(Stored data entries)
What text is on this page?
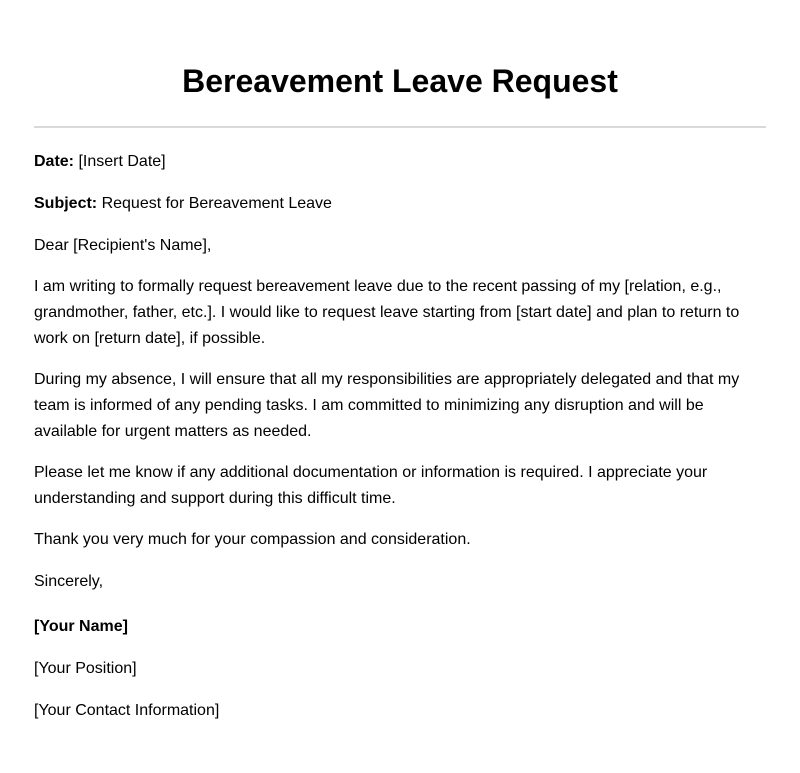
Bereavement Leave Request

Date: [Insert Date]

Subject: Request for Bereavement Leave

Dear [Recipient's Name],

I am writing to formally request bereavement leave due to the recent passing of my [relation, e.g., grandmother, father, etc.]. I would like to request leave starting from [start date] and plan to return to work on [return date], if possible.

During my absence, I will ensure that all my responsibilities are appropriately delegated and that my team is informed of any pending tasks. I am committed to minimizing any disruption and will be available for urgent matters as needed.

Please let me know if any additional documentation or information is required. I appreciate your understanding and support during this difficult time.

Thank you very much for your compassion and consideration.

Sincerely,

[Your Name]

[Your Position]

[Your Contact Information]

§ Short exercise: Leave out the pictures and restate everything else word for word.

§ Completed task:
What text is on this page?
Bereavement Leave Request

Date: [Insert Date]

Subject: Request for Bereavement Leave

Dear [Recipient's Name],

I am writing to formally request bereavement leave due to the recent passing of my [relation, e.g., grandmother, father, etc.]. I would like to request leave starting from [start date] and plan to return to work on [return date], if possible.

During my absence, I will ensure that all my responsibilities are appropriately delegated and that my team is informed of any pending tasks. I am committed to minimizing any disruption and will be available for urgent matters as needed.

Please let me know if any additional documentation or information is required. I appreciate your understanding and support during this difficult time.

Thank you very much for your compassion and consideration.

Sincerely,

[Your Name]

[Your Position]

[Your Contact Information]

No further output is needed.